TASK STATEMENT: Extract the lines that carry the string "hvor" from the listing.

....

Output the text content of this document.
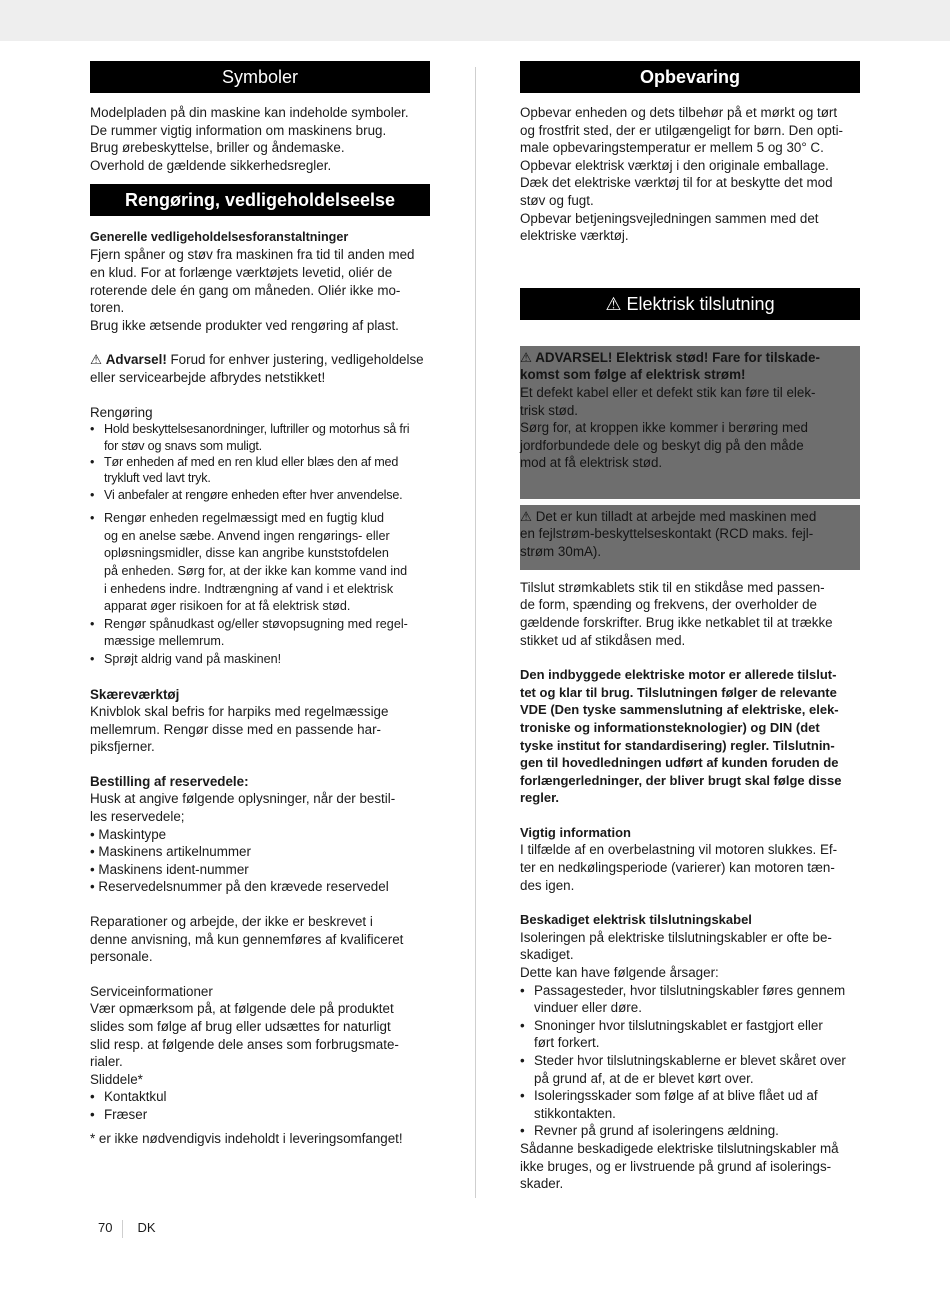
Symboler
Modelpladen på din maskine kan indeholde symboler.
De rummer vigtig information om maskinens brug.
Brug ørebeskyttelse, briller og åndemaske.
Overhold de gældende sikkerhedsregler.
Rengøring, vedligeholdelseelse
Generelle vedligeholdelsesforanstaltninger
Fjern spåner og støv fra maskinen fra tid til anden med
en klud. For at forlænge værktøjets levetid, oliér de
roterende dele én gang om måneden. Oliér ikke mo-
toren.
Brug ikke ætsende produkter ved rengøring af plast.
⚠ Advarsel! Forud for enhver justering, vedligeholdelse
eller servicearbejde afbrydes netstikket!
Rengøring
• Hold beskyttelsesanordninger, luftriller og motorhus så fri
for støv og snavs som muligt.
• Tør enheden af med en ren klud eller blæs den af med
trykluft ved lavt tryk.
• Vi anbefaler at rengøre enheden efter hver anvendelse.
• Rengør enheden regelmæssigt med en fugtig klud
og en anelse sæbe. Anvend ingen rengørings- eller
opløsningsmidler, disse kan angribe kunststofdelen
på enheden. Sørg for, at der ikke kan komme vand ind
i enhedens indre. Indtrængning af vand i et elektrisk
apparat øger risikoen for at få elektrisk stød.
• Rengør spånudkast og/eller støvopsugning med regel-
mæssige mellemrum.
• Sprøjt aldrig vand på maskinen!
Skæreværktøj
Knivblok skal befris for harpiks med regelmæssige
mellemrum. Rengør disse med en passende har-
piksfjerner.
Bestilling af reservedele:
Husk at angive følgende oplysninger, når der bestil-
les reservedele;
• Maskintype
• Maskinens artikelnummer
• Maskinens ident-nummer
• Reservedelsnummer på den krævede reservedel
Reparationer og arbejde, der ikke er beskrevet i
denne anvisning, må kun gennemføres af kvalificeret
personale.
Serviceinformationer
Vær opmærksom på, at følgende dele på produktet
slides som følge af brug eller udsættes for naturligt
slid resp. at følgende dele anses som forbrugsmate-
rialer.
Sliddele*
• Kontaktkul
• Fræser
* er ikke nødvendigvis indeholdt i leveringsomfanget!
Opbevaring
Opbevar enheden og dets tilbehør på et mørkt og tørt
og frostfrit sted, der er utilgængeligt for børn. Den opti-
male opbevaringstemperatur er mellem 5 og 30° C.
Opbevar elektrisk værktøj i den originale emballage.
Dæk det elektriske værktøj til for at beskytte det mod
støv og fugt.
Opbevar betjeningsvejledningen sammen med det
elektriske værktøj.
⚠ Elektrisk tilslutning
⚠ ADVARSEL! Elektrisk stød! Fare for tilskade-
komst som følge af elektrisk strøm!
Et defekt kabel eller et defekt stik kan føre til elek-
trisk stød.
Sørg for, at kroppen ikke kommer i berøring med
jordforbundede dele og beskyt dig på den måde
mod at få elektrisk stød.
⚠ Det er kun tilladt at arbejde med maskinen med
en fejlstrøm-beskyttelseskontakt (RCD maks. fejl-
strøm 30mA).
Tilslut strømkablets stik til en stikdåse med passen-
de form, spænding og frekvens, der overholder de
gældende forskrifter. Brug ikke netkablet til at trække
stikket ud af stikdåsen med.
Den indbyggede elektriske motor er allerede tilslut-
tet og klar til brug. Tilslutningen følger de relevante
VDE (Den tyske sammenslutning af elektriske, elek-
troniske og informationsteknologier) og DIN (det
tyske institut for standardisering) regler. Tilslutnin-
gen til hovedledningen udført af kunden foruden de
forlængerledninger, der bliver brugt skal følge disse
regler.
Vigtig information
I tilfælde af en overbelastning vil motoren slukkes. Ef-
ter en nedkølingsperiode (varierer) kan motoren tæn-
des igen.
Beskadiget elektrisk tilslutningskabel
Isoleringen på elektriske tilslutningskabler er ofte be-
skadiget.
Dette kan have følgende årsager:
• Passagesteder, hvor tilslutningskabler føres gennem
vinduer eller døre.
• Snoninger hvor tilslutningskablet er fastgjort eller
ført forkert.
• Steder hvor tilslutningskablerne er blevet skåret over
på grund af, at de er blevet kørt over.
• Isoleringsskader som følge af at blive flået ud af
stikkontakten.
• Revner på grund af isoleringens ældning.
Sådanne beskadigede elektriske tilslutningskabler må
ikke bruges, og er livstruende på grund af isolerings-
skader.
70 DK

....

RESULT OF THE EXERCISE:
• Passagesteder, hvor tilslutningskabler føres gennem
• Snoninger hvor tilslutningskablet er fastgjort eller
• Steder hvor tilslutningskablerne er blevet skåret over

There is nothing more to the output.